───── Records to use ─────

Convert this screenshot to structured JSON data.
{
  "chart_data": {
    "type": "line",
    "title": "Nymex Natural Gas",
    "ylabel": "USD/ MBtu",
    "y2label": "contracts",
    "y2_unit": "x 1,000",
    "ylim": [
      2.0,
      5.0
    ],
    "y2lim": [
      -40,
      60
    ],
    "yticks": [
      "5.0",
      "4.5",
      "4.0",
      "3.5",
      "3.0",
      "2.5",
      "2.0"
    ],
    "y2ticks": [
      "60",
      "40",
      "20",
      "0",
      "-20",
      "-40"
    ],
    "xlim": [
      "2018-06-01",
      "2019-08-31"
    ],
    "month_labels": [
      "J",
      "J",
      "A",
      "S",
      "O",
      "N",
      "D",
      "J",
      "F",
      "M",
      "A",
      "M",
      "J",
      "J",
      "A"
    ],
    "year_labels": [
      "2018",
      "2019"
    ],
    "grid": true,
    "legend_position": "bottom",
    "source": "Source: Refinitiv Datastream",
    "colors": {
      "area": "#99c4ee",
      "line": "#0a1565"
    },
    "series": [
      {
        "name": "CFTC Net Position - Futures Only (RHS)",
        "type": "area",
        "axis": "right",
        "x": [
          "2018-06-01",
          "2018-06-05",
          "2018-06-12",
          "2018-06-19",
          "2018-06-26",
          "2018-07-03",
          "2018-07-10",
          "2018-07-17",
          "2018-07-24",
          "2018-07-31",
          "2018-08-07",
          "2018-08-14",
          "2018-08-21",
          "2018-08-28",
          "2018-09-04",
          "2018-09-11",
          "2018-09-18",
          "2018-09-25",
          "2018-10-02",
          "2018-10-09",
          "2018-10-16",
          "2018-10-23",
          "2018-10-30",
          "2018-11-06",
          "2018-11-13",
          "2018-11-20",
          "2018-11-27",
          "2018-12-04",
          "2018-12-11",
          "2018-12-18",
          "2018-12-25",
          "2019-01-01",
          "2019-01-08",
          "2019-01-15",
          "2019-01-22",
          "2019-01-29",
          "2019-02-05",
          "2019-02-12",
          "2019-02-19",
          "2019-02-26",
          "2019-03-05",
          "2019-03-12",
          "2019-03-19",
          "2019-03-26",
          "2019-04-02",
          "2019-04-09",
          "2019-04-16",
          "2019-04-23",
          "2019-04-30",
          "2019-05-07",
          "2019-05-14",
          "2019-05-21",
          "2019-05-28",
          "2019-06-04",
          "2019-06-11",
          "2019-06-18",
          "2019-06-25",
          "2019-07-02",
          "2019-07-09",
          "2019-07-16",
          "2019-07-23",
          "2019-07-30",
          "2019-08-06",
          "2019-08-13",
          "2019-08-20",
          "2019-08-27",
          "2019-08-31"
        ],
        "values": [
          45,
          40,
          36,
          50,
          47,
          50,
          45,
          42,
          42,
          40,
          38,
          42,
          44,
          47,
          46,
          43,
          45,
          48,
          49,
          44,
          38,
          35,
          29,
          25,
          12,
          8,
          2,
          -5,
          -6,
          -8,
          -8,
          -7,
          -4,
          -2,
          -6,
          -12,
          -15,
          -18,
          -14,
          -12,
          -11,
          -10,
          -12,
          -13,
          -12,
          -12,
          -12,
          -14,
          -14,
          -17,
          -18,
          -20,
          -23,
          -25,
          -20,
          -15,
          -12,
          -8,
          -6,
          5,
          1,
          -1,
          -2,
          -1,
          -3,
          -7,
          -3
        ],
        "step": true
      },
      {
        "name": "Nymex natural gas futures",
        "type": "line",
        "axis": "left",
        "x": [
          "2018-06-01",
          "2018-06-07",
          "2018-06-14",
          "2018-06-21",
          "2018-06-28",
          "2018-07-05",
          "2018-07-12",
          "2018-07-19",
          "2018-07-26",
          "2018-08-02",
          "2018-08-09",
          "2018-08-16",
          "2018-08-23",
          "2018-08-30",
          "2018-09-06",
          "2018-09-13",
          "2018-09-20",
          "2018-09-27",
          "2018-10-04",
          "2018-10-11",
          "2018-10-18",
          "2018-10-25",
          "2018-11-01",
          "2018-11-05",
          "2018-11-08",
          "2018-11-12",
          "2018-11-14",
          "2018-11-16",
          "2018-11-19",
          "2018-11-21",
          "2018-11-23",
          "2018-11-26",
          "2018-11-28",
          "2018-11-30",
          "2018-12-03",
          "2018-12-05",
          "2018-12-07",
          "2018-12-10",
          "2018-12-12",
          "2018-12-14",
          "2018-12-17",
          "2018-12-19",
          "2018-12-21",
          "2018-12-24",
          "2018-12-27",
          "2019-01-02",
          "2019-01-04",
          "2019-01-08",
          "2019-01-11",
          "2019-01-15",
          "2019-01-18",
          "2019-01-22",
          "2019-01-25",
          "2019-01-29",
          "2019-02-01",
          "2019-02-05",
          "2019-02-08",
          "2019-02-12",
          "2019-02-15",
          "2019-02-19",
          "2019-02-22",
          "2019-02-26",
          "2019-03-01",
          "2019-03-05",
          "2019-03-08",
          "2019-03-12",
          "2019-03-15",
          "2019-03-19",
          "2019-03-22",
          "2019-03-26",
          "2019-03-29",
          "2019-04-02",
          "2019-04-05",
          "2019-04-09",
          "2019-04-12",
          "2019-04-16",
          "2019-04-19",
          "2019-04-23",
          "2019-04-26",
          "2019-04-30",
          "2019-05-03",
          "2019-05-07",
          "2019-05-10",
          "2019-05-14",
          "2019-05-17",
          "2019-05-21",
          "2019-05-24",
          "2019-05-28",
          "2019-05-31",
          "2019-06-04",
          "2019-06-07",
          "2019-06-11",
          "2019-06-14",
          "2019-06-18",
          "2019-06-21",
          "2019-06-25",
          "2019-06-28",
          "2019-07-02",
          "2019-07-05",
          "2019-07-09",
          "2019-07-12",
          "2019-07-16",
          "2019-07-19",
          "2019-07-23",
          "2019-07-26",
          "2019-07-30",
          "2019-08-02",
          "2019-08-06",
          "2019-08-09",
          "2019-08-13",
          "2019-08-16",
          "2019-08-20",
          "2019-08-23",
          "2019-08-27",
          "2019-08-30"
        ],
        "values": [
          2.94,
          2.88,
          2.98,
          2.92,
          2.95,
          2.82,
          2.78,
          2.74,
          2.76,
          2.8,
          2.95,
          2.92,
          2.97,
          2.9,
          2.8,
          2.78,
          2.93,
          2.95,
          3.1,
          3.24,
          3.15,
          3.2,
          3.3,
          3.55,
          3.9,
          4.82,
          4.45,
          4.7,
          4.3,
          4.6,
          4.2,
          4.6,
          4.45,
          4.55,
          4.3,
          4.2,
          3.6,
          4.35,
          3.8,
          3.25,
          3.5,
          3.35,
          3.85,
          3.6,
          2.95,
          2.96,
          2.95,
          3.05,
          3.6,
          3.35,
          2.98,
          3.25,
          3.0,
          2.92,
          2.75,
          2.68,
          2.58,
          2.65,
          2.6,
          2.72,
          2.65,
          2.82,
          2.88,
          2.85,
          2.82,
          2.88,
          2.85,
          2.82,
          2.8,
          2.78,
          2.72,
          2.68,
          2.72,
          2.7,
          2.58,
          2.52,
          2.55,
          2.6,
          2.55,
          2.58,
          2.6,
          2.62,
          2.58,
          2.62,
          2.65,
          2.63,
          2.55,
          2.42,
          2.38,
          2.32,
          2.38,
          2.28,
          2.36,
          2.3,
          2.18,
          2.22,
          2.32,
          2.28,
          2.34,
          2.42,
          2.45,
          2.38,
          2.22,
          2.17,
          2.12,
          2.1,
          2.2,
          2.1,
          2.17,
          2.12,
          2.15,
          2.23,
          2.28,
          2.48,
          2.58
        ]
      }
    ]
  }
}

─────

**What you are asked to do**
Output the records above in their entirety, exactly.

**Right answer**
Convert this screenshot to structured JSON data.
{
  "chart_data": {
    "type": "line",
    "title": "Nymex Natural Gas",
    "ylabel": "USD/ MBtu",
    "y2label": "contracts",
    "y2_unit": "x 1,000",
    "ylim": [
      2.0,
      5.0
    ],
    "y2lim": [
      -40,
      60
    ],
    "yticks": [
      "5.0",
      "4.5",
      "4.0",
      "3.5",
      "3.0",
      "2.5",
      "2.0"
    ],
    "y2ticks": [
      "60",
      "40",
      "20",
      "0",
      "-20",
      "-40"
    ],
    "xlim": [
      "2018-06-01",
      "2019-08-31"
    ],
    "month_labels": [
      "J",
      "J",
      "A",
      "S",
      "O",
      "N",
      "D",
      "J",
      "F",
      "M",
      "A",
      "M",
      "J",
      "J",
      "A"
    ],
    "year_labels": [
      "2018",
      "2019"
    ],
    "grid": true,
    "legend_position": "bottom",
    "source": "Source: Refinitiv Datastream",
    "colors": {
      "area": "#99c4ee",
      "line": "#0a1565"
    },
    "series": [
      {
        "name": "CFTC Net Position - Futures Only (RHS)",
        "type": "area",
        "axis": "right",
        "x": [
          "2018-06-01",
          "2018-06-05",
          "2018-06-12",
          "2018-06-19",
          "2018-06-26",
          "2018-07-03",
          "2018-07-10",
          "2018-07-17",
          "2018-07-24",
          "2018-07-31",
          "2018-08-07",
          "2018-08-14",
          "2018-08-21",
          "2018-08-28",
          "2018-09-04",
          "2018-09-11",
          "2018-09-18",
          "2018-09-25",
          "2018-10-02",
          "2018-10-09",
          "2018-10-16",
          "2018-10-23",
          "2018-10-30",
          "2018-11-06",
          "2018-11-13",
          "2018-11-20",
          "2018-11-27",
          "2018-12-04",
          "2018-12-11",
          "2018-12-18",
          "2018-12-25",
          "2019-01-01",
          "2019-01-08",
          "2019-01-15",
          "2019-01-22",
          "2019-01-29",
          "2019-02-05",
          "2019-02-12",
          "2019-02-19",
          "2019-02-26",
          "2019-03-05",
          "2019-03-12",
          "2019-03-19",
          "2019-03-26",
          "2019-04-02",
          "2019-04-09",
          "2019-04-16",
          "2019-04-23",
          "2019-04-30",
          "2019-05-07",
          "2019-05-14",
          "2019-05-21",
          "2019-05-28",
          "2019-06-04",
          "2019-06-11",
          "2019-06-18",
          "2019-06-25",
          "2019-07-02",
          "2019-07-09",
          "2019-07-16",
          "2019-07-23",
          "2019-07-30",
          "2019-08-06",
          "2019-08-13",
          "2019-08-20",
          "2019-08-27",
          "2019-08-31"
        ],
        "values": [
          45,
          40,
          36,
          50,
          47,
          50,
          45,
          42,
          42,
          40,
          38,
          42,
          44,
          47,
          46,
          43,
          45,
          48,
          49,
          44,
          38,
          35,
          29,
          25,
          12,
          8,
          2,
          -5,
          -6,
          -8,
          -8,
          -7,
          -4,
          -2,
          -6,
          -12,
          -15,
          -18,
          -14,
          -12,
          -11,
          -10,
          -12,
          -13,
          -12,
          -12,
          -12,
          -14,
          -14,
          -17,
          -18,
          -20,
          -23,
          -25,
          -20,
          -15,
          -12,
          -8,
          -6,
          5,
          1,
          -1,
          -2,
          -1,
          -3,
          -7,
          -3
        ],
        "step": true
      },
      {
        "name": "Nymex natural gas futures",
        "type": "line",
        "axis": "left",
        "x": [
          "2018-06-01",
          "2018-06-07",
          "2018-06-14",
          "2018-06-21",
          "2018-06-28",
          "2018-07-05",
          "2018-07-12",
          "2018-07-19",
          "2018-07-26",
          "2018-08-02",
          "2018-08-09",
          "2018-08-16",
          "2018-08-23",
          "2018-08-30",
          "2018-09-06",
          "2018-09-13",
          "2018-09-20",
          "2018-09-27",
          "2018-10-04",
          "2018-10-11",
          "2018-10-18",
          "2018-10-25",
          "2018-11-01",
          "2018-11-05",
          "2018-11-08",
          "2018-11-12",
          "2018-11-14",
          "2018-11-16",
          "2018-11-19",
          "2018-11-21",
          "2018-11-23",
          "2018-11-26",
          "2018-11-28",
          "2018-11-30",
          "2018-12-03",
          "2018-12-05",
          "2018-12-07",
          "2018-12-10",
          "2018-12-12",
          "2018-12-14",
          "2018-12-17",
          "2018-12-19",
          "2018-12-21",
          "2018-12-24",
          "2018-12-27",
          "2019-01-02",
          "2019-01-04",
          "2019-01-08",
          "2019-01-11",
          "2019-01-15",
          "2019-01-18",
          "2019-01-22",
          "2019-01-25",
          "2019-01-29",
          "2019-02-01",
          "2019-02-05",
          "2019-02-08",
          "2019-02-12",
          "2019-02-15",
          "2019-02-19",
          "2019-02-22",
          "2019-02-26",
          "2019-03-01",
          "2019-03-05",
          "2019-03-08",
          "2019-03-12",
          "2019-03-15",
          "2019-03-19",
          "2019-03-22",
          "2019-03-26",
          "2019-03-29",
          "2019-04-02",
          "2019-04-05",
          "2019-04-09",
          "2019-04-12",
          "2019-04-16",
          "2019-04-19",
          "2019-04-23",
          "2019-04-26",
          "2019-04-30",
          "2019-05-03",
          "2019-05-07",
          "2019-05-10",
          "2019-05-14",
          "2019-05-17",
          "2019-05-21",
          "2019-05-24",
          "2019-05-28",
          "2019-05-31",
          "2019-06-04",
          "2019-06-07",
          "2019-06-11",
          "2019-06-14",
          "2019-06-18",
          "2019-06-21",
          "2019-06-25",
          "2019-06-28",
          "2019-07-02",
          "2019-07-05",
          "2019-07-09",
          "2019-07-12",
          "2019-07-16",
          "2019-07-19",
          "2019-07-23",
          "2019-07-26",
          "2019-07-30",
          "2019-08-02",
          "2019-08-06",
          "2019-08-09",
          "2019-08-13",
          "2019-08-16",
          "2019-08-20",
          "2019-08-23",
          "2019-08-27",
          "2019-08-30"
        ],
        "values": [
          2.94,
          2.88,
          2.98,
          2.92,
          2.95,
          2.82,
          2.78,
          2.74,
          2.76,
          2.8,
          2.95,
          2.92,
          2.97,
          2.9,
          2.8,
          2.78,
          2.93,
          2.95,
          3.1,
          3.24,
          3.15,
          3.2,
          3.3,
          3.55,
          3.9,
          4.82,
          4.45,
          4.7,
          4.3,
          4.6,
          4.2,
          4.6,
          4.45,
          4.55,
          4.3,
          4.2,
          3.6,
          4.35,
          3.8,
          3.25,
          3.5,
          3.35,
          3.85,
          3.6,
          2.95,
          2.96,
          2.95,
          3.05,
          3.6,
          3.35,
          2.98,
          3.25,
          3.0,
          2.92,
          2.75,
          2.68,
          2.58,
          2.65,
          2.6,
          2.72,
          2.65,
          2.82,
          2.88,
          2.85,
          2.82,
          2.88,
          2.85,
          2.82,
          2.8,
          2.78,
          2.72,
          2.68,
          2.72,
          2.7,
          2.58,
          2.52,
          2.55,
          2.6,
          2.55,
          2.58,
          2.6,
          2.62,
          2.58,
          2.62,
          2.65,
          2.63,
          2.55,
          2.42,
          2.38,
          2.32,
          2.38,
          2.28,
          2.36,
          2.3,
          2.18,
          2.22,
          2.32,
          2.28,
          2.34,
          2.42,
          2.45,
          2.38,
          2.22,
          2.17,
          2.12,
          2.1,
          2.2,
          2.1,
          2.17,
          2.12,
          2.15,
          2.23,
          2.28,
          2.48,
          2.58
        ]
      }
    ]
  }
}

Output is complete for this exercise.